■ **JOB**:
Check each line for the word "noktasında" and give how many have it. Say nothing else.

■ **EXCERPTED RECORDS**:
☆ ☆ ☆ ☆
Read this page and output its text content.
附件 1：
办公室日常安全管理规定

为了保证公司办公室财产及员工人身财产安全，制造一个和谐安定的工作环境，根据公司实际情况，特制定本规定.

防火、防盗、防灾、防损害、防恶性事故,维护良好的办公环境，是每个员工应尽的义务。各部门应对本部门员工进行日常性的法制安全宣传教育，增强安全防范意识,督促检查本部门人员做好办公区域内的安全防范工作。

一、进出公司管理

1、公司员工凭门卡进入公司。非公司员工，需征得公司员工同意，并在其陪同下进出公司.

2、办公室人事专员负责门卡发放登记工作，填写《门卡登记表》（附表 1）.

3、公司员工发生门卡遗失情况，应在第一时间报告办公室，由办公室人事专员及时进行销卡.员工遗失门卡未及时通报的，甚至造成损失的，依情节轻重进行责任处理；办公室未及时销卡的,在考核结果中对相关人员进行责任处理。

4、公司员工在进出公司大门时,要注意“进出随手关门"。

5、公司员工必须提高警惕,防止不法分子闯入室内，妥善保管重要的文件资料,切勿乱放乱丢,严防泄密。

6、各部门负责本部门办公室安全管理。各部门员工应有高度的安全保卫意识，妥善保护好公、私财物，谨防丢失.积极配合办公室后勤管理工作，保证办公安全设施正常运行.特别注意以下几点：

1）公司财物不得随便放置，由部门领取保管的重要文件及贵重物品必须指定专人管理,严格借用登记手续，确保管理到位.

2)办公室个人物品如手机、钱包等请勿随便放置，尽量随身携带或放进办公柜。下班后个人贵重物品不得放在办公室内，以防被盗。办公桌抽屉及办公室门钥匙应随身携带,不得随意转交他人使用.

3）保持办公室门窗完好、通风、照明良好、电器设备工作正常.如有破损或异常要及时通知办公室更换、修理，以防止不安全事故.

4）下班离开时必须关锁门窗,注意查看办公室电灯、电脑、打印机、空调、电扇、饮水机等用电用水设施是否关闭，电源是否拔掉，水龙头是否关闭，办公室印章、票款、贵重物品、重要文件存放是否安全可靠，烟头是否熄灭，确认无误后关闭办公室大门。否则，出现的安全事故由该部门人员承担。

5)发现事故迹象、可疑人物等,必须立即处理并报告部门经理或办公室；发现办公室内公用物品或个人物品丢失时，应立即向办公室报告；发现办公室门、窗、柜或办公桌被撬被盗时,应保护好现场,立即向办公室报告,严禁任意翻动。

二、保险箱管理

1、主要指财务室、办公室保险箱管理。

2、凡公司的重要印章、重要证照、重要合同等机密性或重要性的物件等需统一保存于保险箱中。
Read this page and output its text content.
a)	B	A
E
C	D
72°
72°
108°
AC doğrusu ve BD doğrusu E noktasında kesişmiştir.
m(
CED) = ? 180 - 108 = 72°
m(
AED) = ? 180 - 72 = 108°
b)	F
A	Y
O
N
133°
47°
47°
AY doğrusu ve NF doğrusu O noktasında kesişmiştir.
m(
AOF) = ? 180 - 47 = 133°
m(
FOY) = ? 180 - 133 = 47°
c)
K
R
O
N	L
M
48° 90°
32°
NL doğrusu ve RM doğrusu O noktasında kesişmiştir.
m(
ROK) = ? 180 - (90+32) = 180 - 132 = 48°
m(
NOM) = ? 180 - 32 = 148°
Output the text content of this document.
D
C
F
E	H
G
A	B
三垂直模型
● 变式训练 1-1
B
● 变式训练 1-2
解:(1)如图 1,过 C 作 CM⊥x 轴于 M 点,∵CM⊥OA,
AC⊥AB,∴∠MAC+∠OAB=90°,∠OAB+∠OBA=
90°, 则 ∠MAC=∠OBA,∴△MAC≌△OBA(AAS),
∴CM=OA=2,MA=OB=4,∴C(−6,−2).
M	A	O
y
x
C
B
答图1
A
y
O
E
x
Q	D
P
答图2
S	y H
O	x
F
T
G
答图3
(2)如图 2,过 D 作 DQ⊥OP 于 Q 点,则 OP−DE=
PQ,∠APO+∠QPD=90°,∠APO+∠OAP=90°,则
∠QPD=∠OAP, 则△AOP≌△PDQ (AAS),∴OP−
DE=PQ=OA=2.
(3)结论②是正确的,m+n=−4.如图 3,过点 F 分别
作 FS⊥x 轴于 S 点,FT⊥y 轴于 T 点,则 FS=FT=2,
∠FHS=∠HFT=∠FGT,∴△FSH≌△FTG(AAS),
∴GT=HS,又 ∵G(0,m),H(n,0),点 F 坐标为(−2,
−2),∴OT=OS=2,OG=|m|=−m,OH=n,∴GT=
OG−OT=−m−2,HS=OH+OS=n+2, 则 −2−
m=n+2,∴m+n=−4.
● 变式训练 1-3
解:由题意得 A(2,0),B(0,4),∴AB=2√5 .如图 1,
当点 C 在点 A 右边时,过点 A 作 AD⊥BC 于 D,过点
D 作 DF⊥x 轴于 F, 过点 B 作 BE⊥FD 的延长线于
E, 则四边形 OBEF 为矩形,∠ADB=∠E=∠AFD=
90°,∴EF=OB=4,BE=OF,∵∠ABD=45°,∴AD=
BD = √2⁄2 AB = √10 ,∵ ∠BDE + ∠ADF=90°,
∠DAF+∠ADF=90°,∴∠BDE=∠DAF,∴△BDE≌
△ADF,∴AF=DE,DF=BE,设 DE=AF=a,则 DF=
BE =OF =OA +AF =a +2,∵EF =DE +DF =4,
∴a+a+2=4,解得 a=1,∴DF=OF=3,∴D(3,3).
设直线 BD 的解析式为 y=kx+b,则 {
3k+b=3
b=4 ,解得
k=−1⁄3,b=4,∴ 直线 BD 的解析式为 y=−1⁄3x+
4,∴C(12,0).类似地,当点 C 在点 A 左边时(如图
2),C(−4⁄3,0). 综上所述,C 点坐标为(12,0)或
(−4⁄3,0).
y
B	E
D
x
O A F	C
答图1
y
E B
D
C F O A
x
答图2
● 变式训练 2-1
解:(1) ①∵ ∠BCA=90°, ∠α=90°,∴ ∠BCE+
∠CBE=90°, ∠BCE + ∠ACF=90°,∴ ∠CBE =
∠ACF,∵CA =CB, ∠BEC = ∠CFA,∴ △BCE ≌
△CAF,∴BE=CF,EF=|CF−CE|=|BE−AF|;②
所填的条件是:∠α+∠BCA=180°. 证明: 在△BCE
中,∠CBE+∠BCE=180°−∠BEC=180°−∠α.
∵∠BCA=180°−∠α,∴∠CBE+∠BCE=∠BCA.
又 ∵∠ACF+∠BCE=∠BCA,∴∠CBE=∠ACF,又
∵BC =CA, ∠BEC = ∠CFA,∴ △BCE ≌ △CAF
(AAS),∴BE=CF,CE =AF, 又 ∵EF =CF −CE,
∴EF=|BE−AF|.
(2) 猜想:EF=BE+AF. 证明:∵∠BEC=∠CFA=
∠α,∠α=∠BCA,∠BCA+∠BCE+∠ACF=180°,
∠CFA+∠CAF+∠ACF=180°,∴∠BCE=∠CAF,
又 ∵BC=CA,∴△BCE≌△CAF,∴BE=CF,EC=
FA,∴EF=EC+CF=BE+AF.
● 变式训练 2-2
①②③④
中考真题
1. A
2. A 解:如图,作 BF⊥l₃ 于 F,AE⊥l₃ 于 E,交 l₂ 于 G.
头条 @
☆ ☆ ☆ ☆
■ **RESULT FOR THIS EXERCISE**:
3